→ DATA PROVIDED:
· · · · · · ·
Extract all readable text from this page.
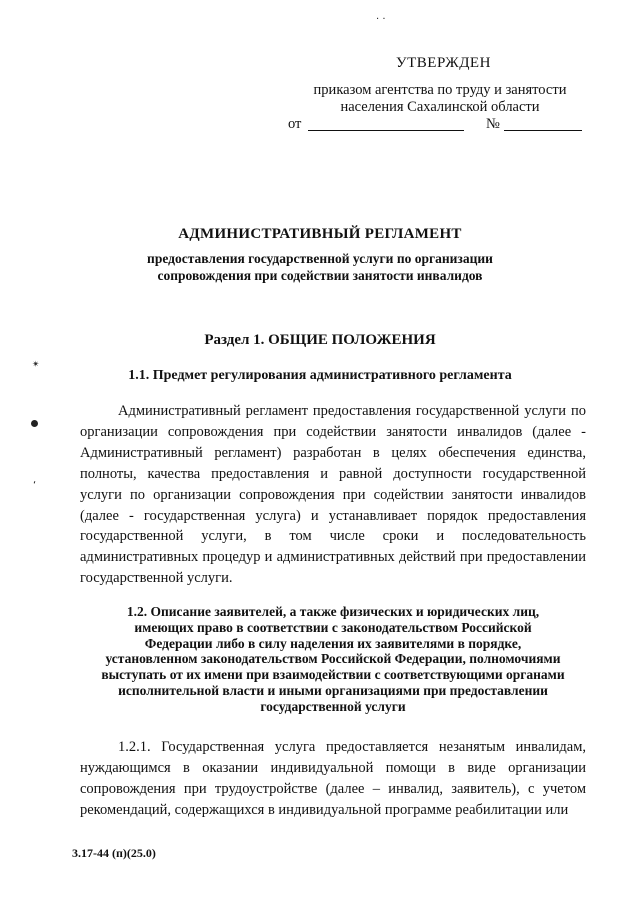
УТВЕРЖДЕН
приказом агентства по труду и занятости
населения Сахалинской области
от	№
АДМИНИСТРАТИВНЫЙ РЕГЛАМЕНТ
предоставления государственной услуги по организации
сопровождения при содействии занятости инвалидов
Раздел 1. ОБЩИЕ ПОЛОЖЕНИЯ
1.1. Предмет регулирования административного регламента
Административный регламент предоставления государственной услуги по организации сопровождения при содействии занятости инвалидов (далее - Административный регламент) разработан в целях обеспечения единства, полноты, качества предоставления и равной доступности государственной услуги по организации сопровождения при содействии занятости инвалидов (далее - государственная услуга) и устанавливает порядок предоставления государственной услуги, в том числе сроки и последовательность административных процедур и административных действий при предоставлении государственной услуги.
1.2. Описание заявителей, а также физических и юридических лиц,
имеющих право в соответствии с законодательством Российской
Федерации либо в силу наделения их заявителями в порядке,
установленном законодательством Российской Федерации, полномочиями
выступать от их имени при взаимодействии с соответствующими органами
исполнительной власти и иными организациями при предоставлении
государственной услуги
1.2.1. Государственная услуга предоставляется незанятым инвалидам, нуждающимся в оказании индивидуальной помощи в виде организации сопровождения при трудоустройстве (далее – инвалид, заявитель), с учетом рекомендаций, содержащихся в индивидуальной программе реабилитации или
3.17-44 (п)(25.0)
✴
‘
· ·
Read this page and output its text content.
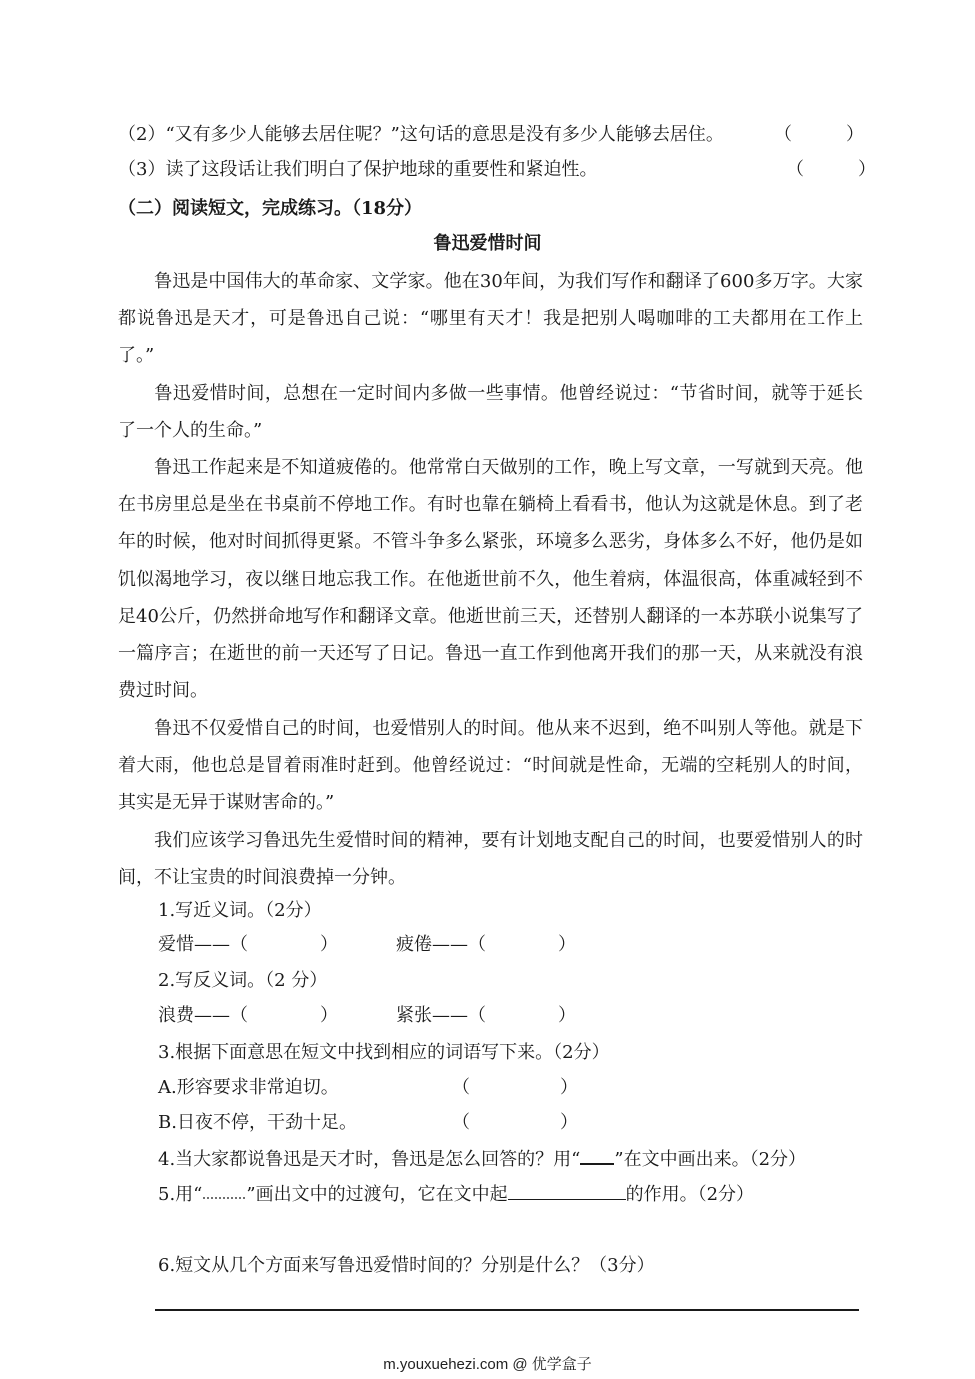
（2）“又有多少人能够去居住呢？”这句话的意思是没有多少人能够去居住。	（　　　）
（3）读了这段话让我们明白了保护地球的重要性和紧迫性。	（　　　）
（二）阅读短文，完成练习。（18分）
鲁迅爱惜时间
鲁迅是中国伟大的革命家、文学家。他在30年间，为我们写作和翻译了600多万字。大家都说鲁迅是天才，可是鲁迅自己说：“哪里有天才！我是把别人喝咖啡的工夫都用在工作上了。”
鲁迅爱惜时间，总想在一定时间内多做一些事情。他曾经说过：“节省时间，就等于延长了一个人的生命。”
鲁迅工作起来是不知道疲倦的。他常常白天做别的工作，晚上写文章，一写就到天亮。他在书房里总是坐在书桌前不停地工作。有时也靠在躺椅上看看书，他认为这就是休息。到了老年的时候，他对时间抓得更紧。不管斗争多么紧张，环境多么恶劣，身体多么不好，他仍是如饥似渴地学习，夜以继日地忘我工作。在他逝世前不久，他生着病，体温很高，体重减轻到不足40公斤，仍然拼命地写作和翻译文章。他逝世前三天，还替别人翻译的一本苏联小说集写了一篇序言；在逝世的前一天还写了日记。鲁迅一直工作到他离开我们的那一天，从来就没有浪费过时间。
鲁迅不仅爱惜自己的时间，也爱惜别人的时间。他从来不迟到，绝不叫别人等他。就是下着大雨，他也总是冒着雨准时赶到。他曾经说过：“时间就是性命，无端的空耗别人的时间，其实是无异于谋财害命的。”
我们应该学习鲁迅先生爱惜时间的精神，要有计划地支配自己的时间，也要爱惜别人的时间，不让宝贵的时间浪费掉一分钟。
1.写近义词。（2分）
爱惜——（　　　　）	疲倦——（　　　　）
2.写反义词。（2 分）
浪费——（　　　　）	紧张——（　　　　）
3.根据下面意思在短文中找到相应的词语写下来。（2分）
A.形容要求非常迫切。	（　　　　　）
B.日夜不停，干劲十足。	（　　　　　）
4.当大家都说鲁迅是天才时，鲁迅是怎么回答的？用“ ”在文中画出来。（2分）
5.用“ ”画出文中的过渡句，它在文中起	的作用。（2分）
6.短文从几个方面来写鲁迅爱惜时间的？分别是什么？（3分）
m.youxuehezi.com @ 优学盒子
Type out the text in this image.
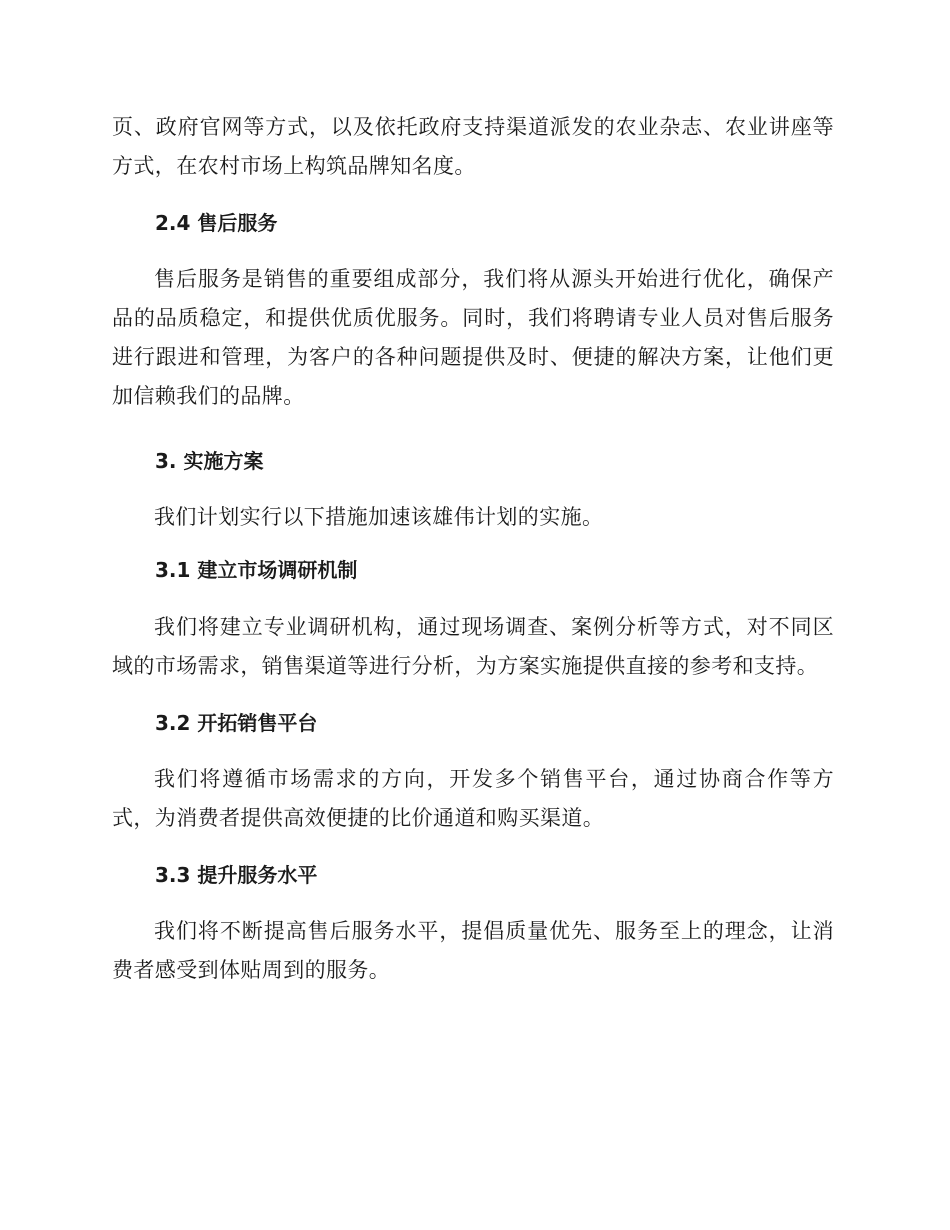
页、政府官网等方式，以及依托政府支持渠道派发的农业杂志、农业讲座等方式，在农村市场上构筑品牌知名度。

2.4 售后服务

售后服务是销售的重要组成部分，我们将从源头开始进行优化，确保产品的品质稳定，和提供优质优服务。同时，我们将聘请专业人员对售后服务进行跟进和管理，为客户的各种问题提供及时、便捷的解决方案，让他们更加信赖我们的品牌。

3. 实施方案

我们计划实行以下措施加速该雄伟计划的实施。

3.1 建立市场调研机制

我们将建立专业调研机构，通过现场调查、案例分析等方式，对不同区域的市场需求，销售渠道等进行分析，为方案实施提供直接的参考和支持。

3.2 开拓销售平台

我们将遵循市场需求的方向，开发多个销售平台，通过协商合作等方式，为消费者提供高效便捷的比价通道和购买渠道。

3.3 提升服务水平

我们将不断提高售后服务水平，提倡质量优先、服务至上的理念，让消费者感受到体贴周到的服务。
· · · · · · ·
→ WHAT IS BEING ASKED:
Output exactly the lines from the one containing "Read this page and output its text content." through the last line of the records above, both included, and leave out the pictures.

→ TASK RESULT:
Read this page and output its text content.
（2）“又有多少人能够去居住呢？”这句话的意思是没有多少人能够去居住。	（　　　）
（3）读了这段话让我们明白了保护地球的重要性和紧迫性。	（　　　）
（二）阅读短文，完成练习。（18分）
鲁迅爱惜时间
鲁迅是中国伟大的革命家、文学家。他在30年间，为我们写作和翻译了600多万字。大家都说鲁迅是天才，可是鲁迅自己说：“哪里有天才！我是把别人喝咖啡的工夫都用在工作上了。”
鲁迅爱惜时间，总想在一定时间内多做一些事情。他曾经说过：“节省时间，就等于延长了一个人的生命。”
鲁迅工作起来是不知道疲倦的。他常常白天做别的工作，晚上写文章，一写就到天亮。他在书房里总是坐在书桌前不停地工作。有时也靠在躺椅上看看书，他认为这就是休息。到了老年的时候，他对时间抓得更紧。不管斗争多么紧张，环境多么恶劣，身体多么不好，他仍是如饥似渴地学习，夜以继日地忘我工作。在他逝世前不久，他生着病，体温很高，体重减轻到不足40公斤，仍然拼命地写作和翻译文章。他逝世前三天，还替别人翻译的一本苏联小说集写了一篇序言；在逝世的前一天还写了日记。鲁迅一直工作到他离开我们的那一天，从来就没有浪费过时间。
鲁迅不仅爱惜自己的时间，也爱惜别人的时间。他从来不迟到，绝不叫别人等他。就是下着大雨，他也总是冒着雨准时赶到。他曾经说过：“时间就是性命，无端的空耗别人的时间，其实是无异于谋财害命的。”
我们应该学习鲁迅先生爱惜时间的精神，要有计划地支配自己的时间，也要爱惜别人的时间，不让宝贵的时间浪费掉一分钟。
1.写近义词。（2分）
爱惜——（　　　　）	疲倦——（　　　　）
2.写反义词。（2 分）
浪费——（　　　　）	紧张——（　　　　）
3.根据下面意思在短文中找到相应的词语写下来。（2分）
A.形容要求非常迫切。	（　　　　　）
B.日夜不停，干劲十足。	（　　　　　）
4.当大家都说鲁迅是天才时，鲁迅是怎么回答的？用“ ”在文中画出来。（2分）
5.用“ ”画出文中的过渡句，它在文中起	的作用。（2分）
6.短文从几个方面来写鲁迅爱惜时间的？分别是什么？（3分）
m.youxuehezi.com @ 优学盒子
Type out the text in this image.
页、政府官网等方式，以及依托政府支持渠道派发的农业杂志、农业讲座等方式，在农村市场上构筑品牌知名度。

2.4 售后服务

售后服务是销售的重要组成部分，我们将从源头开始进行优化，确保产品的品质稳定，和提供优质优服务。同时，我们将聘请专业人员对售后服务进行跟进和管理，为客户的各种问题提供及时、便捷的解决方案，让他们更加信赖我们的品牌。

3. 实施方案

我们计划实行以下措施加速该雄伟计划的实施。

3.1 建立市场调研机制

我们将建立专业调研机构，通过现场调查、案例分析等方式，对不同区域的市场需求，销售渠道等进行分析，为方案实施提供直接的参考和支持。

3.2 开拓销售平台

我们将遵循市场需求的方向，开发多个销售平台，通过协商合作等方式，为消费者提供高效便捷的比价通道和购买渠道。

3.3 提升服务水平

我们将不断提高售后服务水平，提倡质量优先、服务至上的理念，让消费者感受到体贴周到的服务。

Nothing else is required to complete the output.